### WRITTEN PROBLEM
Say how many lines contain the word "Microsoft". Only the number should be given.

### EXTRACTED MATERIAL
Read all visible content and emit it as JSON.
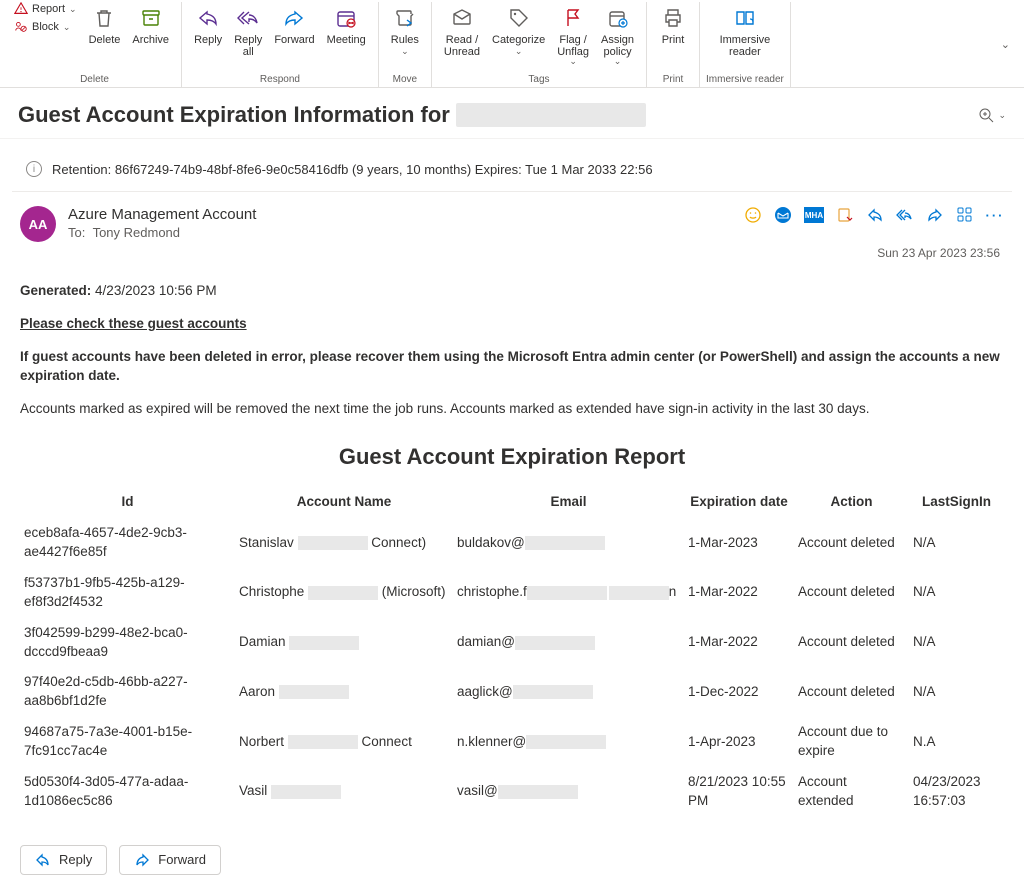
{
  "ribbon": {
    "report_label": "Report",
    "block_label": "Block",
    "delete_label": "Delete",
    "archive_label": "Archive",
    "delete_group": "Delete",
    "reply_label": "Reply",
    "replyall_label": "Reply\nall",
    "forward_label": "Forward",
    "meeting_label": "Meeting",
    "respond_group": "Respond",
    "rules_label": "Rules",
    "move_group": "Move",
    "readunread_label": "Read /\nUnread",
    "categorize_label": "Categorize",
    "flag_label": "Flag /\nUnflag",
    "assignpolicy_label": "Assign\npolicy",
    "tags_group": "Tags",
    "print_label": "Print",
    "print_group": "Print",
    "immersive_label": "Immersive\nreader",
    "immersive_group": "Immersive reader"
  },
  "subject": "Guest Account Expiration Information for",
  "retention_text": "Retention: 86f67249-74b9-48bf-8fe6-9e0c58416dfb (9 years, 10 months) Expires: Tue 1 Mar 2033 22:56",
  "from": {
    "initials": "AA",
    "name": "Azure Management Account",
    "to_label": "To:",
    "to_name": "Tony Redmond"
  },
  "datetime": "Sun 23 Apr 2023 23:56",
  "body": {
    "generated_label": "Generated:",
    "generated_value": "4/23/2023 10:56 PM",
    "check_line": "Please check these guest accounts",
    "recover_line": "If guest accounts have been deleted in error, please recover them using the Microsoft Entra admin center (or PowerShell) and assign the accounts a new expiration date.",
    "marked_line": "Accounts marked as expired will be removed the next time the job runs. Accounts marked as extended have sign-in activity in the last 30 days.",
    "report_title": "Guest Account Expiration Report"
  },
  "table": {
    "headers": {
      "id": "Id",
      "name": "Account Name",
      "email": "Email",
      "exp": "Expiration date",
      "action": "Action",
      "signin": "LastSignIn"
    },
    "rows": [
      {
        "id": "eceb8afa-4657-4de2-9cb3-ae4427f6e85f",
        "name_pre": "Stanislav ",
        "name_post": " Connect)",
        "email_pre": "buldakov@",
        "exp": "1-Mar-2023",
        "action": "Account deleted",
        "signin": "N/A"
      },
      {
        "id": "f53737b1-9fb5-425b-a129-ef8f3d2f4532",
        "name_pre": "Christophe ",
        "name_post": " (Microsoft)",
        "email_pre": "christophe.f",
        "email_post_char": "n",
        "exp": "1-Mar-2022",
        "action": "Account deleted",
        "signin": "N/A"
      },
      {
        "id": "3f042599-b299-48e2-bca0-dcccd9fbeaa9",
        "name_pre": "Damian ",
        "email_pre": "damian@",
        "exp": "1-Mar-2022",
        "action": "Account deleted",
        "signin": "N/A"
      },
      {
        "id": "97f40e2d-c5db-46bb-a227-aa8b6bf1d2fe",
        "name_pre": "Aaron ",
        "email_pre": "aaglick@",
        "exp": "1-Dec-2022",
        "action": "Account deleted",
        "signin": "N/A"
      },
      {
        "id": "94687a75-7a3e-4001-b15e-7fc91cc7ac4e",
        "name_pre": "Norbert ",
        "name_post": " Connect",
        "email_pre": "n.klenner@",
        "exp": "1-Apr-2023",
        "action": "Account due to expire",
        "signin": "N.A"
      },
      {
        "id": "5d0530f4-3d05-477a-adaa-1d1086ec5c86",
        "name_pre": "Vasil ",
        "email_pre": "vasil@",
        "exp": "8/21/2023 10:55 PM",
        "action": "Account extended",
        "signin": "04/23/2023 16:57:03"
      }
    ]
  },
  "footer": {
    "reply": "Reply",
    "forward": "Forward"
  },
  "colors": {
    "purple": "#5b2e91",
    "blue": "#0078d4",
    "green": "#498205",
    "red": "#c50f1f",
    "gray": "#605e5c"
  }
}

### RESPONSE TO THE TASK
2